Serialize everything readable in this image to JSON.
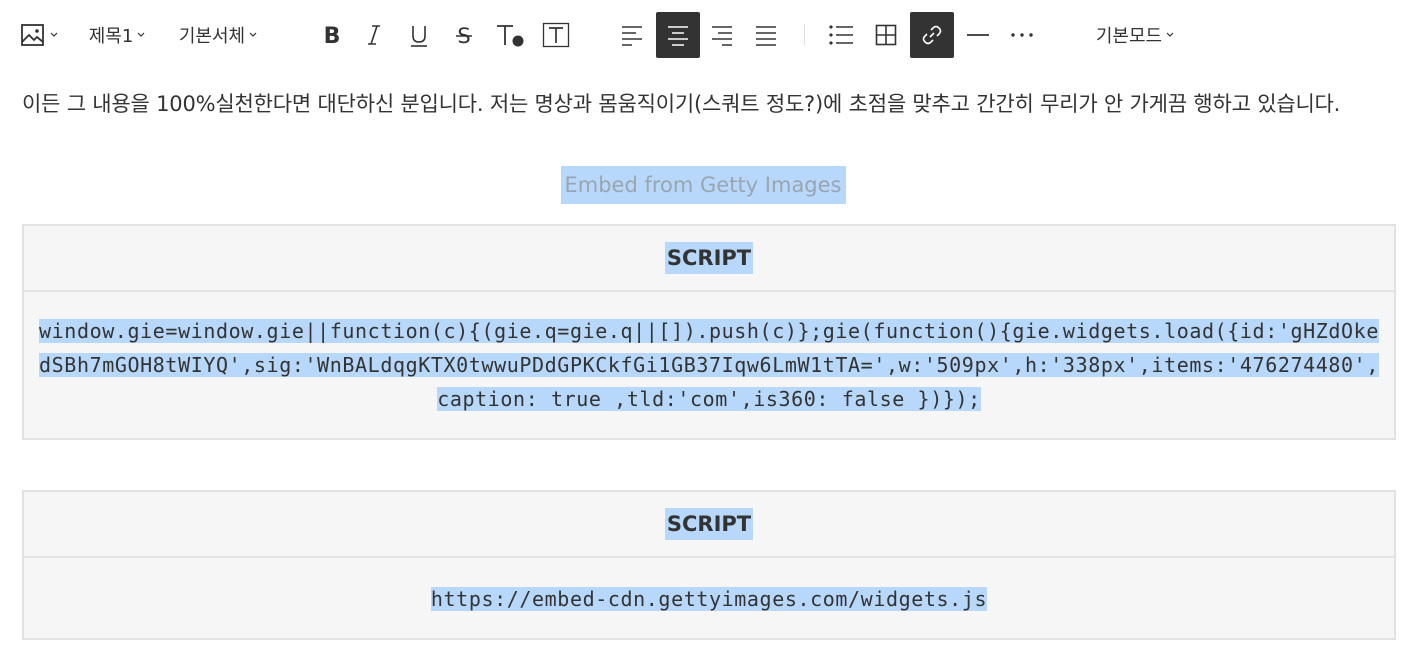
{
  "toolbar": {
    "heading_label": "제목1",
    "font_label": "기본서체",
    "mode_label": "기본모드",
    "active_color": "#333333"
  },
  "content": {
    "paragraph": "이든 그 내용을 100%실천한다면 대단하신 분입니다. 저는 명상과 몸움직이기(스쿼트 정도?)에 초점을 맞추고 간간히 무리가 안 가게끔 행하고 있습니다.",
    "caption": "Embed from Getty Images",
    "blocks": [
      {
        "title": "SCRIPT",
        "code": "window.gie=window.gie||function(c){(gie.q=gie.q||[]).push(c)};gie(function(){gie.widgets.load({id:'gHZdOkedSBh7mGOH8tWIYQ',sig:'WnBALdqgKTX0twwuPDdGPKCkfGi1GB37Iqw6LmW1tTA=',w:'509px',h:'338px',items:'476274480',caption: true ,tld:'com',is360: false })});"
      },
      {
        "title": "SCRIPT",
        "code": "https://embed-cdn.gettyimages.com/widgets.js"
      }
    ]
  },
  "selection_color": "#b7d8fa"
}
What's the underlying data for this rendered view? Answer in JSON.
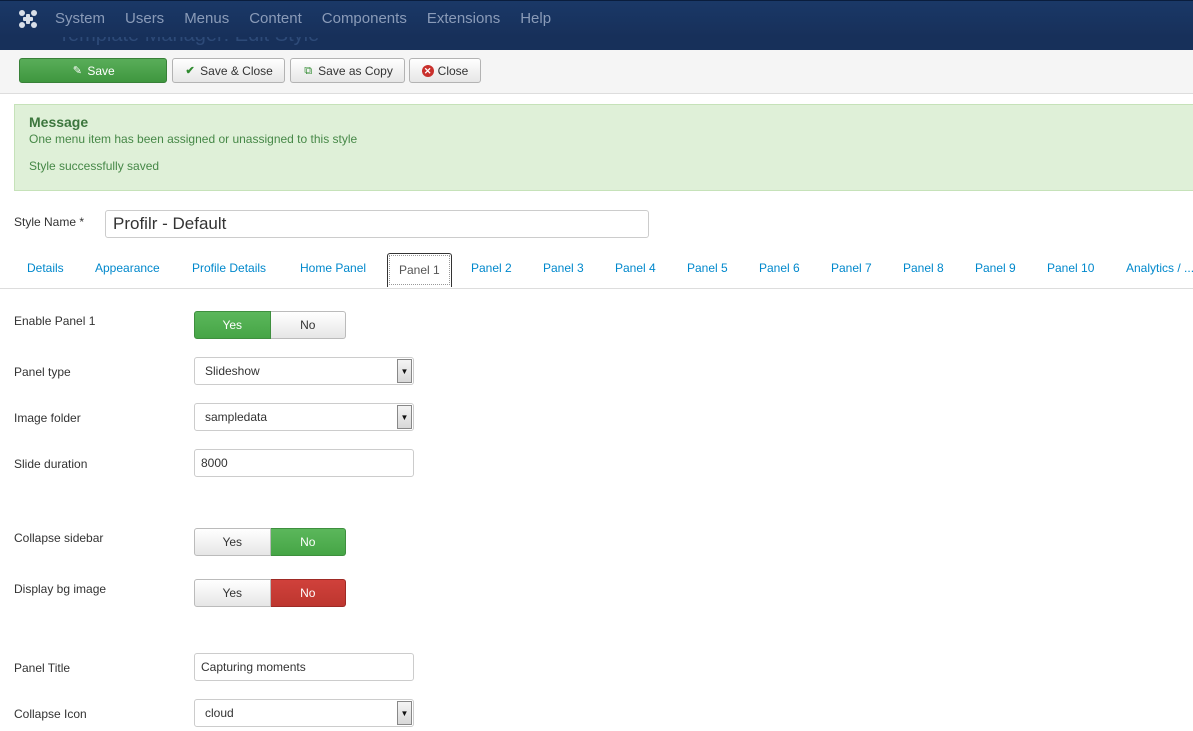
{
  "navbar": {
    "menu": [
      "System",
      "Users",
      "Menus",
      "Content",
      "Components",
      "Extensions",
      "Help"
    ],
    "page_title": "Template Manager: Edit Style"
  },
  "toolbar": {
    "save": "Save",
    "save_close": "Save & Close",
    "save_copy": "Save as Copy",
    "close": "Close"
  },
  "message": {
    "heading": "Message",
    "line1": "One menu item has been assigned or unassigned to this style",
    "line2": "Style successfully saved"
  },
  "style_name": {
    "label": "Style Name *",
    "value": "Profilr - Default"
  },
  "tabs": [
    "Details",
    "Appearance",
    "Profile Details",
    "Home Panel",
    "Panel 1",
    "Panel 2",
    "Panel 3",
    "Panel 4",
    "Panel 5",
    "Panel 6",
    "Panel 7",
    "Panel 8",
    "Panel 9",
    "Panel 10",
    "Analytics / ..."
  ],
  "active_tab": "Panel 1",
  "form": {
    "enable_panel": {
      "label": "Enable Panel 1",
      "yes": "Yes",
      "no": "No",
      "selected": "Yes"
    },
    "panel_type": {
      "label": "Panel type",
      "value": "Slideshow"
    },
    "image_folder": {
      "label": "Image folder",
      "value": "sampledata"
    },
    "slide_duration": {
      "label": "Slide duration",
      "value": "8000"
    },
    "collapse_sidebar": {
      "label": "Collapse sidebar",
      "yes": "Yes",
      "no": "No",
      "selected": "No"
    },
    "display_bg": {
      "label": "Display bg image",
      "yes": "Yes",
      "no": "No",
      "selected": "No"
    },
    "panel_title": {
      "label": "Panel Title",
      "value": "Capturing moments"
    },
    "collapse_icon": {
      "label": "Collapse Icon",
      "value": "cloud"
    }
  },
  "colors": {
    "navbar": "#1a3867",
    "success": "#46a546",
    "danger": "#bd362f",
    "link": "#0088cc"
  }
}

════════════════

> **What is required**: Repeat the data in full and exactly. Omit pictures.

> **Answer below**:
Serialize everything readable in this image to JSON.
{
  "toolbar": {
    "heading_label": "제목1",
    "font_label": "기본서체",
    "mode_label": "기본모드",
    "active_color": "#333333"
  },
  "content": {
    "paragraph": "이든 그 내용을 100%실천한다면 대단하신 분입니다. 저는 명상과 몸움직이기(스쿼트 정도?)에 초점을 맞추고 간간히 무리가 안 가게끔 행하고 있습니다.",
    "caption": "Embed from Getty Images",
    "blocks": [
      {
        "title": "SCRIPT",
        "code": "window.gie=window.gie||function(c){(gie.q=gie.q||[]).push(c)};gie(function(){gie.widgets.load({id:'gHZdOkedSBh7mGOH8tWIYQ',sig:'WnBALdqgKTX0twwuPDdGPKCkfGi1GB37Iqw6LmW1tTA=',w:'509px',h:'338px',items:'476274480',caption: true ,tld:'com',is360: false })});"
      },
      {
        "title": "SCRIPT",
        "code": "https://embed-cdn.gettyimages.com/widgets.js"
      }
    ]
  },
  "selection_color": "#b7d8fa"
}
What's the underlying data for this rendered view? Answer in JSON.
{
  "navbar": {
    "menu": [
      "System",
      "Users",
      "Menus",
      "Content",
      "Components",
      "Extensions",
      "Help"
    ],
    "page_title": "Template Manager: Edit Style"
  },
  "toolbar": {
    "save": "Save",
    "save_close": "Save & Close",
    "save_copy": "Save as Copy",
    "close": "Close"
  },
  "message": {
    "heading": "Message",
    "line1": "One menu item has been assigned or unassigned to this style",
    "line2": "Style successfully saved"
  },
  "style_name": {
    "label": "Style Name *",
    "value": "Profilr - Default"
  },
  "tabs": [
    "Details",
    "Appearance",
    "Profile Details",
    "Home Panel",
    "Panel 1",
    "Panel 2",
    "Panel 3",
    "Panel 4",
    "Panel 5",
    "Panel 6",
    "Panel 7",
    "Panel 8",
    "Panel 9",
    "Panel 10",
    "Analytics / ..."
  ],
  "active_tab": "Panel 1",
  "form": {
    "enable_panel": {
      "label": "Enable Panel 1",
      "yes": "Yes",
      "no": "No",
      "selected": "Yes"
    },
    "panel_type": {
      "label": "Panel type",
      "value": "Slideshow"
    },
    "image_folder": {
      "label": "Image folder",
      "value": "sampledata"
    },
    "slide_duration": {
      "label": "Slide duration",
      "value": "8000"
    },
    "collapse_sidebar": {
      "label": "Collapse sidebar",
      "yes": "Yes",
      "no": "No",
      "selected": "No"
    },
    "display_bg": {
      "label": "Display bg image",
      "yes": "Yes",
      "no": "No",
      "selected": "No"
    },
    "panel_title": {
      "label": "Panel Title",
      "value": "Capturing moments"
    },
    "collapse_icon": {
      "label": "Collapse Icon",
      "value": "cloud"
    }
  },
  "colors": {
    "navbar": "#1a3867",
    "success": "#46a546",
    "danger": "#bd362f",
    "link": "#0088cc"
  }
}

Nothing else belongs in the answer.